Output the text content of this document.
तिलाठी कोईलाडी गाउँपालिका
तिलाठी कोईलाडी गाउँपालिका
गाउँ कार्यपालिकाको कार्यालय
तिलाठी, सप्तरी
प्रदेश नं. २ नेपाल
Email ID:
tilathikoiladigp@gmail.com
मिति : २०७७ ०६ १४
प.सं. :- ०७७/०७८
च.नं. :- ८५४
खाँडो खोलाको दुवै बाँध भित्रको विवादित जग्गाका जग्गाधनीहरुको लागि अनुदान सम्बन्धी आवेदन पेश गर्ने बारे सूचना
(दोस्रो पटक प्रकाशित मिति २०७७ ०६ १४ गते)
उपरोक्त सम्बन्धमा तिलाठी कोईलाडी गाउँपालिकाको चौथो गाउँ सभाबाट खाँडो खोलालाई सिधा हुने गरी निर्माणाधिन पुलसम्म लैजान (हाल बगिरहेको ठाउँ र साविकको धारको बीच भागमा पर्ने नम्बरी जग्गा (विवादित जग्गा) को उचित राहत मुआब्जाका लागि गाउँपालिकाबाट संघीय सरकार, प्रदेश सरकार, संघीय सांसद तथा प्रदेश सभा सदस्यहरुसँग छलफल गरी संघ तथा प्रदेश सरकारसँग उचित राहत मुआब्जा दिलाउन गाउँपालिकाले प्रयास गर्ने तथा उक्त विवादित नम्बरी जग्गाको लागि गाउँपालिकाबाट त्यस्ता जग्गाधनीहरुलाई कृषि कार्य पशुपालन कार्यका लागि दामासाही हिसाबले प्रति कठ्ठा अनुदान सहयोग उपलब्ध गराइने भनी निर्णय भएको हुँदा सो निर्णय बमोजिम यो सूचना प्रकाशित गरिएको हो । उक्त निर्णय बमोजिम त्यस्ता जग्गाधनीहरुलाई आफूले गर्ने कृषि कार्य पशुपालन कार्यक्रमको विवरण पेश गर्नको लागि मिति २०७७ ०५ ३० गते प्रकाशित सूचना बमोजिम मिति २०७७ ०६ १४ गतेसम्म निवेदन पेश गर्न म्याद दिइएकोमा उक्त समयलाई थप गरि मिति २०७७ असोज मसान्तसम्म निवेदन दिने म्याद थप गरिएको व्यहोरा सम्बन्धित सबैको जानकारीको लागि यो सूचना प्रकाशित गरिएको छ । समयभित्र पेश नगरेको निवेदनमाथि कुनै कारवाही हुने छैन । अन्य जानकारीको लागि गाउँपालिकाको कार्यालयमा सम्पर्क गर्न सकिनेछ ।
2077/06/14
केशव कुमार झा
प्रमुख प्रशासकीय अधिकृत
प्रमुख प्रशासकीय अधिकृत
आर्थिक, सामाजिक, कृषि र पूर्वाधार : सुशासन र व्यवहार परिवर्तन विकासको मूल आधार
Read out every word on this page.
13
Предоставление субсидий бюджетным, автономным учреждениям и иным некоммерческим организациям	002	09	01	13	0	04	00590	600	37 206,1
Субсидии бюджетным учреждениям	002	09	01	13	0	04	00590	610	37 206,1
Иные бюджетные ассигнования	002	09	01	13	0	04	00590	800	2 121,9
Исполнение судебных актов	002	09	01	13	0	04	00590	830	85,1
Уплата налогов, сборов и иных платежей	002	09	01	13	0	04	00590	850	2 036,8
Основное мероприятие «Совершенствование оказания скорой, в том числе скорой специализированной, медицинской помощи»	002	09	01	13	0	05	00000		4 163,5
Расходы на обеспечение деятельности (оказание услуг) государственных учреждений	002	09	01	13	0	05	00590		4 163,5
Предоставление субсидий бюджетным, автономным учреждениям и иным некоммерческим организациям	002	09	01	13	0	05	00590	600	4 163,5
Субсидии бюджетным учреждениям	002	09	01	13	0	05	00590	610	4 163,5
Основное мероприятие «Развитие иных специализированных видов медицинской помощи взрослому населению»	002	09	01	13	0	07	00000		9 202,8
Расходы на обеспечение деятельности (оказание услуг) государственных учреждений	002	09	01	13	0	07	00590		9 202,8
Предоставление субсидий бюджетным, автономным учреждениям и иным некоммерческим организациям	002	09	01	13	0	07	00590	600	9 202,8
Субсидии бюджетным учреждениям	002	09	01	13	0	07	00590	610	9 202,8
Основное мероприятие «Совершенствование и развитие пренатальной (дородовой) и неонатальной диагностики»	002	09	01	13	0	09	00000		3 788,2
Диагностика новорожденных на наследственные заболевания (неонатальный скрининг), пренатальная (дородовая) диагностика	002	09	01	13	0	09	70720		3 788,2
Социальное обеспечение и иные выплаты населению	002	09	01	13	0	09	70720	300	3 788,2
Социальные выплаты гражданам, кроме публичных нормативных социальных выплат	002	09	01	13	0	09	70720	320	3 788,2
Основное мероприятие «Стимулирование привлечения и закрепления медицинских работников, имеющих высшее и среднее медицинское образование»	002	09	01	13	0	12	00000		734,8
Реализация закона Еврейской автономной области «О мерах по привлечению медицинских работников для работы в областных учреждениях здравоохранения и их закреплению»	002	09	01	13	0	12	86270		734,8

__THE EXERCISE__:
Set down all of the records shown above once more, exactly.

__SOLUTION FOR THIS TASK__:
Output the text content of this document.
तिलाठी कोईलाडी गाउँपालिका
तिलाठी कोईलाडी गाउँपालिका
गाउँ कार्यपालिकाको कार्यालय
तिलाठी, सप्तरी
प्रदेश नं. २ नेपाल
Email ID:
tilathikoiladigp@gmail.com
मिति : २०७७ ०६ १४
प.सं. :- ०७७/०७८
च.नं. :- ८५४
खाँडो खोलाको दुवै बाँध भित्रको विवादित जग्गाका जग्गाधनीहरुको लागि अनुदान सम्बन्धी आवेदन पेश गर्ने बारे सूचना
(दोस्रो पटक प्रकाशित मिति २०७७ ०६ १४ गते)
उपरोक्त सम्बन्धमा तिलाठी कोईलाडी गाउँपालिकाको चौथो गाउँ सभाबाट खाँडो खोलालाई सिधा हुने गरी निर्माणाधिन पुलसम्म लैजान (हाल बगिरहेको ठाउँ र साविकको धारको बीच भागमा पर्ने नम्बरी जग्गा (विवादित जग्गा) को उचित राहत मुआब्जाका लागि गाउँपालिकाबाट संघीय सरकार, प्रदेश सरकार, संघीय सांसद तथा प्रदेश सभा सदस्यहरुसँग छलफल गरी संघ तथा प्रदेश सरकारसँग उचित राहत मुआब्जा दिलाउन गाउँपालिकाले प्रयास गर्ने तथा उक्त विवादित नम्बरी जग्गाको लागि गाउँपालिकाबाट त्यस्ता जग्गाधनीहरुलाई कृषि कार्य पशुपालन कार्यका लागि दामासाही हिसाबले प्रति कठ्ठा अनुदान सहयोग उपलब्ध गराइने भनी निर्णय भएको हुँदा सो निर्णय बमोजिम यो सूचना प्रकाशित गरिएको हो । उक्त निर्णय बमोजिम त्यस्ता जग्गाधनीहरुलाई आफूले गर्ने कृषि कार्य पशुपालन कार्यक्रमको विवरण पेश गर्नको लागि मिति २०७७ ०५ ३० गते प्रकाशित सूचना बमोजिम मिति २०७७ ०६ १४ गतेसम्म निवेदन पेश गर्न म्याद दिइएकोमा उक्त समयलाई थप गरि मिति २०७७ असोज मसान्तसम्म निवेदन दिने म्याद थप गरिएको व्यहोरा सम्बन्धित सबैको जानकारीको लागि यो सूचना प्रकाशित गरिएको छ । समयभित्र पेश नगरेको निवेदनमाथि कुनै कारवाही हुने छैन । अन्य जानकारीको लागि गाउँपालिकाको कार्यालयमा सम्पर्क गर्न सकिनेछ ।
2077/06/14
केशव कुमार झा
प्रमुख प्रशासकीय अधिकृत
प्रमुख प्रशासकीय अधिकृत
आर्थिक, सामाजिक, कृषि र पूर्वाधार : सुशासन र व्यवहार परिवर्तन विकासको मूल आधार
Read out every word on this page.
13
Предоставление субсидий бюджетным, автономным учреждениям и иным некоммерческим организациям	002	09	01	13	0	04	00590	600	37 206,1
Субсидии бюджетным учреждениям	002	09	01	13	0	04	00590	610	37 206,1
Иные бюджетные ассигнования	002	09	01	13	0	04	00590	800	2 121,9
Исполнение судебных актов	002	09	01	13	0	04	00590	830	85,1
Уплата налогов, сборов и иных платежей	002	09	01	13	0	04	00590	850	2 036,8
Основное мероприятие «Совершенствование оказания скорой, в том числе скорой специализированной, медицинской помощи»	002	09	01	13	0	05	00000		4 163,5
Расходы на обеспечение деятельности (оказание услуг) государственных учреждений	002	09	01	13	0	05	00590		4 163,5
Предоставление субсидий бюджетным, автономным учреждениям и иным некоммерческим организациям	002	09	01	13	0	05	00590	600	4 163,5
Субсидии бюджетным учреждениям	002	09	01	13	0	05	00590	610	4 163,5
Основное мероприятие «Развитие иных специализированных видов медицинской помощи взрослому населению»	002	09	01	13	0	07	00000		9 202,8
Расходы на обеспечение деятельности (оказание услуг) государственных учреждений	002	09	01	13	0	07	00590		9 202,8
Предоставление субсидий бюджетным, автономным учреждениям и иным некоммерческим организациям	002	09	01	13	0	07	00590	600	9 202,8
Субсидии бюджетным учреждениям	002	09	01	13	0	07	00590	610	9 202,8
Основное мероприятие «Совершенствование и развитие пренатальной (дородовой) и неонатальной диагностики»	002	09	01	13	0	09	00000		3 788,2
Диагностика новорожденных на наследственные заболевания (неонатальный скрининг), пренатальная (дородовая) диагностика	002	09	01	13	0	09	70720		3 788,2
Социальное обеспечение и иные выплаты населению	002	09	01	13	0	09	70720	300	3 788,2
Социальные выплаты гражданам, кроме публичных нормативных социальных выплат	002	09	01	13	0	09	70720	320	3 788,2
Основное мероприятие «Стимулирование привлечения и закрепления медицинских работников, имеющих высшее и среднее медицинское образование»	002	09	01	13	0	12	00000		734,8
Реализация закона Еврейской автономной области «О мерах по привлечению медицинских работников для работы в областных учреждениях здравоохранения и их закреплению»	002	09	01	13	0	12	86270		734,8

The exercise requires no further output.